Spatial layout entries

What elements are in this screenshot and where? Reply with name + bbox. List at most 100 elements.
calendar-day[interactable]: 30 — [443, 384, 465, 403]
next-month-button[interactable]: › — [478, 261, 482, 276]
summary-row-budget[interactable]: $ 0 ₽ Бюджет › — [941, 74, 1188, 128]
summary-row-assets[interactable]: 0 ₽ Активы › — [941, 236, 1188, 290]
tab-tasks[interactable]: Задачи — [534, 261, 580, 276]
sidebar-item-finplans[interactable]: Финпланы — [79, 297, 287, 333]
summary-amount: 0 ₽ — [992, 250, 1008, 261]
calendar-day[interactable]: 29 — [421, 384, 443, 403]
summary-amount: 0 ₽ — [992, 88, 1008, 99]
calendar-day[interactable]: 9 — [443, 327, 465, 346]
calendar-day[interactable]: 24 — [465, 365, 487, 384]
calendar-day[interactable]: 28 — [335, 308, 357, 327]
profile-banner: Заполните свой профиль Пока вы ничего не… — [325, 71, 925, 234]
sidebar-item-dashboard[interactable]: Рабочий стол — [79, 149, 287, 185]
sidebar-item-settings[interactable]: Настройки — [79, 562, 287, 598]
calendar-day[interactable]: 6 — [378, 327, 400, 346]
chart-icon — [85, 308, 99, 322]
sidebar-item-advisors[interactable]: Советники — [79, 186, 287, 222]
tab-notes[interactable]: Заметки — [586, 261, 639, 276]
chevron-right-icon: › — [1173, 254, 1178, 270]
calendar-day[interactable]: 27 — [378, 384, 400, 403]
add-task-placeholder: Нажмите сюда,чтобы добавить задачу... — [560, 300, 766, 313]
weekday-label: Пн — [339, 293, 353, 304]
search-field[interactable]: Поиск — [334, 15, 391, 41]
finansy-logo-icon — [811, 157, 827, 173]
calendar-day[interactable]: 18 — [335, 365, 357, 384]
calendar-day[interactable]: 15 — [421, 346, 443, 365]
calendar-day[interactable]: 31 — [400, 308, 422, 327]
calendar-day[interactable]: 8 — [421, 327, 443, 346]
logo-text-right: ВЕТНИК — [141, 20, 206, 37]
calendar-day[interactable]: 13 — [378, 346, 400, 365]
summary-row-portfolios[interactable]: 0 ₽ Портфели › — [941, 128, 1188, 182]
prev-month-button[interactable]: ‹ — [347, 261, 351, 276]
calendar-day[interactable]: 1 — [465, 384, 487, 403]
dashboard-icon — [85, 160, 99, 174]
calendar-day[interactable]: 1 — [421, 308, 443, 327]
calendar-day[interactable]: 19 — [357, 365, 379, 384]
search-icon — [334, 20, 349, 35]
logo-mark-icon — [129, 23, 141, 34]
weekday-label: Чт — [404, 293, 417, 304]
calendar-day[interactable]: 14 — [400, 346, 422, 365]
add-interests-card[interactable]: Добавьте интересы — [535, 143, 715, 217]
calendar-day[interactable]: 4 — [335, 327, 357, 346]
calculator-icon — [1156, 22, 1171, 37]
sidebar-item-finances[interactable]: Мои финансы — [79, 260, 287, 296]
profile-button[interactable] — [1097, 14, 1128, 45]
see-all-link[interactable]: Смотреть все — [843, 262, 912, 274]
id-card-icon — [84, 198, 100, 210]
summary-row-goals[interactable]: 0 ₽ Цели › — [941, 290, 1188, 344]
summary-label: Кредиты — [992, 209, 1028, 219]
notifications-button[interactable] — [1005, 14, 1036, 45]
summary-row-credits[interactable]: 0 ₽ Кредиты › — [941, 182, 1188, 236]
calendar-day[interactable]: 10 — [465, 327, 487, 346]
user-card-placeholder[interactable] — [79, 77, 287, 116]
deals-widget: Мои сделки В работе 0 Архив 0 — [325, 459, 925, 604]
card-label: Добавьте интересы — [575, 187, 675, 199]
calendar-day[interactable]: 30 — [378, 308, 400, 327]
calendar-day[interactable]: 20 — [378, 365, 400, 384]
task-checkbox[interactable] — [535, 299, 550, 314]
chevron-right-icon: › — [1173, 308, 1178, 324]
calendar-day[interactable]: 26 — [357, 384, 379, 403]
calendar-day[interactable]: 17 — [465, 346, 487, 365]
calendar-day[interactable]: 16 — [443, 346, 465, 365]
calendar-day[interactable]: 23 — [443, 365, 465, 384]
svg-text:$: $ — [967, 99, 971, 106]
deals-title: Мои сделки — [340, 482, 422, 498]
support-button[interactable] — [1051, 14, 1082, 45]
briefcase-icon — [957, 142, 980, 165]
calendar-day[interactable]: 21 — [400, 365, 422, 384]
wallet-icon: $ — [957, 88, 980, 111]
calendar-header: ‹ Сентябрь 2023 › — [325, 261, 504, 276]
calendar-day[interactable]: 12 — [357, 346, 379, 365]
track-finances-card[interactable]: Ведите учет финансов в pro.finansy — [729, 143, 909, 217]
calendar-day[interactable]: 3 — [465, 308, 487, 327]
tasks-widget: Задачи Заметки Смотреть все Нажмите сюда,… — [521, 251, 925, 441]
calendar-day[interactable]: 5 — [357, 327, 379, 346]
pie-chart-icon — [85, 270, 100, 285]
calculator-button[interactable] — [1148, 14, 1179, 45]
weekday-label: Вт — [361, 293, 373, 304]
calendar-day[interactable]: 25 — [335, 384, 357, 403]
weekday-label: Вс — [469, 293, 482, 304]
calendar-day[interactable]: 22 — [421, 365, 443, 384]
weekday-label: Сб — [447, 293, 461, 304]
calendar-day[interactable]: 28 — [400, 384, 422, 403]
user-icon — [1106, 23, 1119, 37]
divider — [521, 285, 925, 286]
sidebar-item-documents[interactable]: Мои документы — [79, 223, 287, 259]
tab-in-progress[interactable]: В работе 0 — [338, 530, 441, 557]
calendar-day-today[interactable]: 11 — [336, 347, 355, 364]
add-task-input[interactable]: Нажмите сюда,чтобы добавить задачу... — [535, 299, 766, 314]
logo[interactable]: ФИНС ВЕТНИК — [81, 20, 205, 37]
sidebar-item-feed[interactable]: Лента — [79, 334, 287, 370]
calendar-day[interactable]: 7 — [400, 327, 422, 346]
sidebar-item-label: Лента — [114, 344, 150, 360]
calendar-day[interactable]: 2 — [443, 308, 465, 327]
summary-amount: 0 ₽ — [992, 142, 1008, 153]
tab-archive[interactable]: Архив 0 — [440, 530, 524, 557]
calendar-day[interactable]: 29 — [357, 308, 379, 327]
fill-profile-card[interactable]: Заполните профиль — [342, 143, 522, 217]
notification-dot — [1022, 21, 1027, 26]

---

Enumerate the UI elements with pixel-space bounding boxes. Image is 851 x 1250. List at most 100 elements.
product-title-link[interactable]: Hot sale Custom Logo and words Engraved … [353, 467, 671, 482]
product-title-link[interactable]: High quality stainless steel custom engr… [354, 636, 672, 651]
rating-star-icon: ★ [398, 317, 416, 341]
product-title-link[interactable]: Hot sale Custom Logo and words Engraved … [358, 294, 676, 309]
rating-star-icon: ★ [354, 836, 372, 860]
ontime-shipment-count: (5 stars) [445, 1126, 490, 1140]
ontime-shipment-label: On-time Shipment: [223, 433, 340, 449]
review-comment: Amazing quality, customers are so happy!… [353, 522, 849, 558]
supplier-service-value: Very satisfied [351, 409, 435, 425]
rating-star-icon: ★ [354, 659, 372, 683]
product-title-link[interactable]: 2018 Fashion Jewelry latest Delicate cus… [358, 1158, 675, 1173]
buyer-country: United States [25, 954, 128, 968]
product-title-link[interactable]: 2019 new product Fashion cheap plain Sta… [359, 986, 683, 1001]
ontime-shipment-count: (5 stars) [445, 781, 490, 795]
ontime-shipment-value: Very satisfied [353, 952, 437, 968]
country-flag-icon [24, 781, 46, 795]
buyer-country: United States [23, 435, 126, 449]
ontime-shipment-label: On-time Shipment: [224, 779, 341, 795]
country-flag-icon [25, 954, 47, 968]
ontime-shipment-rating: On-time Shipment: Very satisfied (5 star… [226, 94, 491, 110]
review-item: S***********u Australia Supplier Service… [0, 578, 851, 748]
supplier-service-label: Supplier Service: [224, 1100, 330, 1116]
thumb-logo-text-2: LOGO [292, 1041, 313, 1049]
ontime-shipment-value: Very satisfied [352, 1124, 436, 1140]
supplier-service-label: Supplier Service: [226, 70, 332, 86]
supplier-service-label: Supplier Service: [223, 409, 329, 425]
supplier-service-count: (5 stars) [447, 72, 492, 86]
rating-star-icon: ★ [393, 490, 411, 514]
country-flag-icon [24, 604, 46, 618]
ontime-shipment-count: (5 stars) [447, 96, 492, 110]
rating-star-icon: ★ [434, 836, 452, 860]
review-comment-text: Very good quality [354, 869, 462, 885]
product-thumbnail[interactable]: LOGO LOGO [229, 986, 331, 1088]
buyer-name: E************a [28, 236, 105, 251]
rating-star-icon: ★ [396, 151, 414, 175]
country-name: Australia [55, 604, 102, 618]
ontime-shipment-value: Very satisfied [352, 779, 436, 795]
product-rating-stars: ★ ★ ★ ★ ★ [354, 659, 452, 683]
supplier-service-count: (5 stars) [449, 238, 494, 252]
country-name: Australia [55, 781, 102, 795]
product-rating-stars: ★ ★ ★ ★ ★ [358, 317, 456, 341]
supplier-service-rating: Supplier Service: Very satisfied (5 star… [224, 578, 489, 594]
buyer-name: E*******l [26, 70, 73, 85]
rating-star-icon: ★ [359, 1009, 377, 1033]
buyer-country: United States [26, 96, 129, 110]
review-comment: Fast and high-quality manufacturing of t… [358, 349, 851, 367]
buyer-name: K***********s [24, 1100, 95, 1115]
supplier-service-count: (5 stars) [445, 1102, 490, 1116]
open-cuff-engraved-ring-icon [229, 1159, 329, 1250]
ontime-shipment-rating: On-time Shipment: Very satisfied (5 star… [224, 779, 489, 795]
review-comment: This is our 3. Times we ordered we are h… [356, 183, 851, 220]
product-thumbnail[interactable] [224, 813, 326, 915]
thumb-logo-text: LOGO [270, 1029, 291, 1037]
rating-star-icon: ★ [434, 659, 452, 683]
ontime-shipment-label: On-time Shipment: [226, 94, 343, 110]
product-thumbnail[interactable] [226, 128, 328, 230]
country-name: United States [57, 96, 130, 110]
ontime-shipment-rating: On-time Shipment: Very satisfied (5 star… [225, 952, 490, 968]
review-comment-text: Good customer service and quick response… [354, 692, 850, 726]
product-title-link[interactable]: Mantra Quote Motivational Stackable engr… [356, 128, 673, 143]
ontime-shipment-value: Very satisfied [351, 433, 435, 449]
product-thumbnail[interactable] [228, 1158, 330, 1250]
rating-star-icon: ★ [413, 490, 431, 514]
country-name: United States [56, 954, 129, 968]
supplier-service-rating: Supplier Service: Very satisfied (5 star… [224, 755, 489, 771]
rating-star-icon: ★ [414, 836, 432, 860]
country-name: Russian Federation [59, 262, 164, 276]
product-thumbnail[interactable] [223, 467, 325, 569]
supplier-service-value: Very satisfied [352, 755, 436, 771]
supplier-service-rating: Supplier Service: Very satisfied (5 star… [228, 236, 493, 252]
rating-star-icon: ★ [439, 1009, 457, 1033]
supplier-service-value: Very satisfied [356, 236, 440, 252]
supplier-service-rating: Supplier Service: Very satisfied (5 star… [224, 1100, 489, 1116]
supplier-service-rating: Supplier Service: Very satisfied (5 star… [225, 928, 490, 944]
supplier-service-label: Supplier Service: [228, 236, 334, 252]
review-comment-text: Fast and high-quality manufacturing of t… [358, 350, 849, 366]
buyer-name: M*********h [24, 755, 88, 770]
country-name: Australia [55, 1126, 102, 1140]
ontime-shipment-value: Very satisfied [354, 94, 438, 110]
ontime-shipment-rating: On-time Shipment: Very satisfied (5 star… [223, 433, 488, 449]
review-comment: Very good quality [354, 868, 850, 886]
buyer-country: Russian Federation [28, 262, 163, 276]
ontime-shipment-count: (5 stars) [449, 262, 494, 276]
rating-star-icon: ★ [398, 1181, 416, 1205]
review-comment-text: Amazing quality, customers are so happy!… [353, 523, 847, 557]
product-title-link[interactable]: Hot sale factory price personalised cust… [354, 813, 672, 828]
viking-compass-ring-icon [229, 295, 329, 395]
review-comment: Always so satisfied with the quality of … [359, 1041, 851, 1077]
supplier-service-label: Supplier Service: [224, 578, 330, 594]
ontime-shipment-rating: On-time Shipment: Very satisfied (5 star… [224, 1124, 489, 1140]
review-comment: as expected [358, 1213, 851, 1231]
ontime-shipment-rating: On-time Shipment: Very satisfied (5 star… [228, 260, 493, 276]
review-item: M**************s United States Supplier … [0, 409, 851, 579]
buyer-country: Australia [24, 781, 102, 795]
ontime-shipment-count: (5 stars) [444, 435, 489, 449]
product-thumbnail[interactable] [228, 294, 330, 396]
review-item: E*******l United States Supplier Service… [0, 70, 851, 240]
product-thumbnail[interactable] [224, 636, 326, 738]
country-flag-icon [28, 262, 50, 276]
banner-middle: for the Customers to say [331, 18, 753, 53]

→ **STATED TASK**:
Give the items starting at the line that contains "Enumerate the UI" and ending at the line that contains "467, 671, 482]" as a Markdown table with the columns Row and Line, numbering each line and skipping any blank ones.

→ **SOLUTION TO THIS EXERCISE**:
| Row | Line |
|---|---|
| 1 | Enumerate the UI elements with pixel-space bounding boxes. Image is 851 x 1250. List at most 100 elements. |
| 2 | product-title-link[interactable]: Hot sale Custom Logo and words Engraved … [353, 467, 671, 482] |